** What to work on **
Without the images, print all the entries below exactly as given.

*** Source data

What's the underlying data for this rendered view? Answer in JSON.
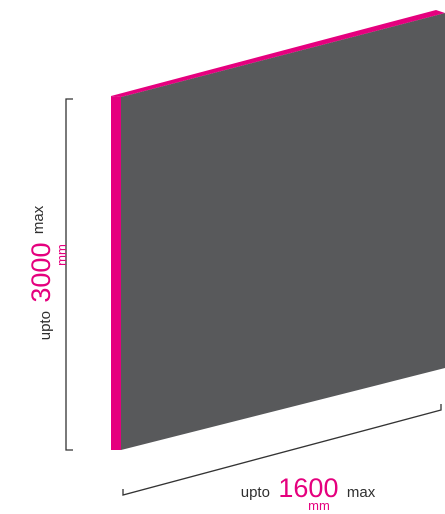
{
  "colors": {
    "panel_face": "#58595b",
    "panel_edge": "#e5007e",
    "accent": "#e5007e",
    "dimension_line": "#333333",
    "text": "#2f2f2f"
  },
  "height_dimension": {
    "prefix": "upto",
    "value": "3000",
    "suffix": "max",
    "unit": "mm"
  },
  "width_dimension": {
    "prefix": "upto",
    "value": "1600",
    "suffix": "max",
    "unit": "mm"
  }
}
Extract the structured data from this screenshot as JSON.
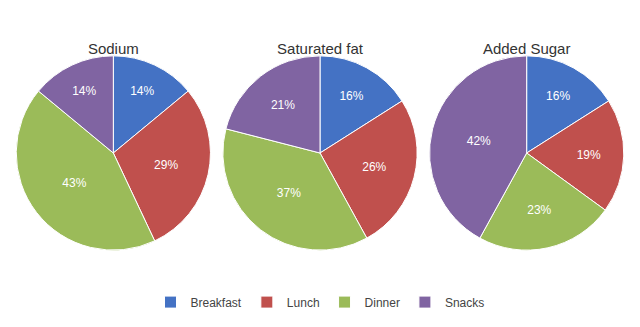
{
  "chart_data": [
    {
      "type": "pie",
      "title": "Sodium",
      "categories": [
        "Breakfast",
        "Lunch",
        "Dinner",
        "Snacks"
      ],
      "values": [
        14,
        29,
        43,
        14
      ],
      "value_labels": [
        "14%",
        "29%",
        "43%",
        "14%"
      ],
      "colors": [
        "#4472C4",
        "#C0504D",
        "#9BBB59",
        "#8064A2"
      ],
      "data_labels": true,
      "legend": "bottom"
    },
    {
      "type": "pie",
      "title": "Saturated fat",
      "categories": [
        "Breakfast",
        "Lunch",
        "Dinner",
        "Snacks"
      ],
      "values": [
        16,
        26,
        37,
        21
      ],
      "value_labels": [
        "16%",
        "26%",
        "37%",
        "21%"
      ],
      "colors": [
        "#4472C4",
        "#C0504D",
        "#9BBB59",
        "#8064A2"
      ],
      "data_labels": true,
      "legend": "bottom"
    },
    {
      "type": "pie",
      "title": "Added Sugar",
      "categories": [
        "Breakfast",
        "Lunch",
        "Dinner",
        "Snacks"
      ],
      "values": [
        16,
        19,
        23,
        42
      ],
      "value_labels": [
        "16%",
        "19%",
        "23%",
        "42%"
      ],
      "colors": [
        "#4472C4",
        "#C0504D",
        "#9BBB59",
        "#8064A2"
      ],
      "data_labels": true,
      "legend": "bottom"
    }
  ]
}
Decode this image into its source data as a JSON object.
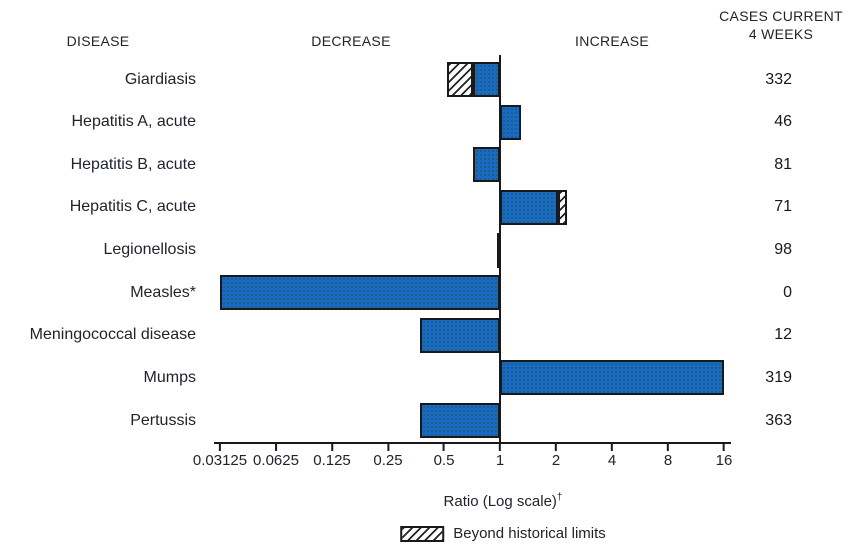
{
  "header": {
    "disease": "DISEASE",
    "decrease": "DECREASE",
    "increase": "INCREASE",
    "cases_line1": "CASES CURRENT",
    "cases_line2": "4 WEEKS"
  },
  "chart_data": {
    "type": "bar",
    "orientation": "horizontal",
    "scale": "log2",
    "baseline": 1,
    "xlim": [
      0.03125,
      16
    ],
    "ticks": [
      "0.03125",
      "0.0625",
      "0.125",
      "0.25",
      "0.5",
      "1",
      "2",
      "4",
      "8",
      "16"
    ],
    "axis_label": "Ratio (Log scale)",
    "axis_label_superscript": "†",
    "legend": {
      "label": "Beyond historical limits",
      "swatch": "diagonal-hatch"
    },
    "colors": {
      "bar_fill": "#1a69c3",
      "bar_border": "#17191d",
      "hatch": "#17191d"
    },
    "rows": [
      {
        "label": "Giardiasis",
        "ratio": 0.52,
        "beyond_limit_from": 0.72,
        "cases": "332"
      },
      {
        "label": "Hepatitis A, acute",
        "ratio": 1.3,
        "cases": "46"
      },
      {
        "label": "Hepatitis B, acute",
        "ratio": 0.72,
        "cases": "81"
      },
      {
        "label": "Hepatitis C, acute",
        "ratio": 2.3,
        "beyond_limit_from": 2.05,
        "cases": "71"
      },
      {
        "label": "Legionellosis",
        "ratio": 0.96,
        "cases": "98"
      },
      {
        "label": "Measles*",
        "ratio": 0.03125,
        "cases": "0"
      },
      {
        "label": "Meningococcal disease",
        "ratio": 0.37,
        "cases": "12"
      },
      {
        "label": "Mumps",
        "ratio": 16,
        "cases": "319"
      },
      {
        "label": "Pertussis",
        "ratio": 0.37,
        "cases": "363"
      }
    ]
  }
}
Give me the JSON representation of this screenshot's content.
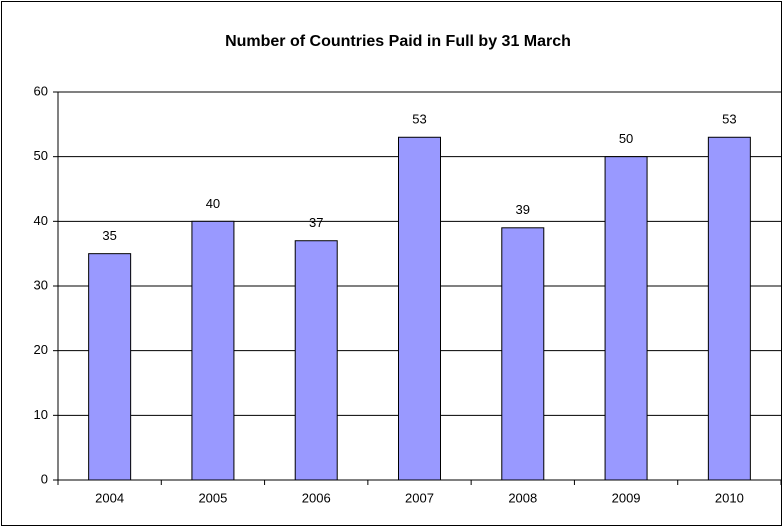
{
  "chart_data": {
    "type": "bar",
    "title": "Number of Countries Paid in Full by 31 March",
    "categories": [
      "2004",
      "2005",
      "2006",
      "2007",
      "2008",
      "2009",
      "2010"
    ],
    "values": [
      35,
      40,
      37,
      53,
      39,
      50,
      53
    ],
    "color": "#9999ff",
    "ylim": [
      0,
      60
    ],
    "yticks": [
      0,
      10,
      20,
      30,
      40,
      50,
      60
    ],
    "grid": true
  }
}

******

** Answer below **
What's the underlying data for this rendered view? Answer in JSON.
{
  "colors": {
    "panel_face": "#58595b",
    "panel_edge": "#e5007e",
    "accent": "#e5007e",
    "dimension_line": "#333333",
    "text": "#2f2f2f"
  },
  "height_dimension": {
    "prefix": "upto",
    "value": "3000",
    "suffix": "max",
    "unit": "mm"
  },
  "width_dimension": {
    "prefix": "upto",
    "value": "1600",
    "suffix": "max",
    "unit": "mm"
  }
}
Extract the structured data from this screenshot as JSON.
{
  "chart_data": [
    {
      "type": "pie",
      "title": "Sodium",
      "categories": [
        "Breakfast",
        "Lunch",
        "Dinner",
        "Snacks"
      ],
      "values": [
        14,
        29,
        43,
        14
      ],
      "value_labels": [
        "14%",
        "29%",
        "43%",
        "14%"
      ],
      "colors": [
        "#4472C4",
        "#C0504D",
        "#9BBB59",
        "#8064A2"
      ],
      "data_labels": true,
      "legend": "bottom"
    },
    {
      "type": "pie",
      "title": "Saturated fat",
      "categories": [
        "Breakfast",
        "Lunch",
        "Dinner",
        "Snacks"
      ],
      "values": [
        16,
        26,
        37,
        21
      ],
      "value_labels": [
        "16%",
        "26%",
        "37%",
        "21%"
      ],
      "colors": [
        "#4472C4",
        "#C0504D",
        "#9BBB59",
        "#8064A2"
      ],
      "data_labels": true,
      "legend": "bottom"
    },
    {
      "type": "pie",
      "title": "Added Sugar",
      "categories": [
        "Breakfast",
        "Lunch",
        "Dinner",
        "Snacks"
      ],
      "values": [
        16,
        19,
        23,
        42
      ],
      "value_labels": [
        "16%",
        "19%",
        "23%",
        "42%"
      ],
      "colors": [
        "#4472C4",
        "#C0504D",
        "#9BBB59",
        "#8064A2"
      ],
      "data_labels": true,
      "legend": "bottom"
    }
  ]
}
Decode this image into its source data as a JSON object.
{
  "header": {
    "disease": "DISEASE",
    "decrease": "DECREASE",
    "increase": "INCREASE",
    "cases_line1": "CASES CURRENT",
    "cases_line2": "4 WEEKS"
  },
  "chart_data": {
    "type": "bar",
    "orientation": "horizontal",
    "scale": "log2",
    "baseline": 1,
    "xlim": [
      0.03125,
      16
    ],
    "ticks": [
      "0.03125",
      "0.0625",
      "0.125",
      "0.25",
      "0.5",
      "1",
      "2",
      "4",
      "8",
      "16"
    ],
    "axis_label": "Ratio (Log scale)",
    "axis_label_superscript": "†",
    "legend": {
      "label": "Beyond historical limits",
      "swatch": "diagonal-hatch"
    },
    "colors": {
      "bar_fill": "#1a69c3",
      "bar_border": "#17191d",
      "hatch": "#17191d"
    },
    "rows": [
      {
        "label": "Giardiasis",
        "ratio": 0.52,
        "beyond_limit_from": 0.72,
        "cases": "332"
      },
      {
        "label": "Hepatitis A, acute",
        "ratio": 1.3,
        "cases": "46"
      },
      {
        "label": "Hepatitis B, acute",
        "ratio": 0.72,
        "cases": "81"
      },
      {
        "label": "Hepatitis C, acute",
        "ratio": 2.3,
        "beyond_limit_from": 2.05,
        "cases": "71"
      },
      {
        "label": "Legionellosis",
        "ratio": 0.96,
        "cases": "98"
      },
      {
        "label": "Measles*",
        "ratio": 0.03125,
        "cases": "0"
      },
      {
        "label": "Meningococcal disease",
        "ratio": 0.37,
        "cases": "12"
      },
      {
        "label": "Mumps",
        "ratio": 16,
        "cases": "319"
      },
      {
        "label": "Pertussis",
        "ratio": 0.37,
        "cases": "363"
      }
    ]
  }
}
Give me the JSON representation of this screenshot's content.
{
  "chart_data": {
    "type": "bar",
    "title": "Number of Countries Paid in Full by 31 March",
    "categories": [
      "2004",
      "2005",
      "2006",
      "2007",
      "2008",
      "2009",
      "2010"
    ],
    "values": [
      35,
      40,
      37,
      53,
      39,
      50,
      53
    ],
    "color": "#9999ff",
    "ylim": [
      0,
      60
    ],
    "yticks": [
      0,
      10,
      20,
      30,
      40,
      50,
      60
    ],
    "grid": true
  }
}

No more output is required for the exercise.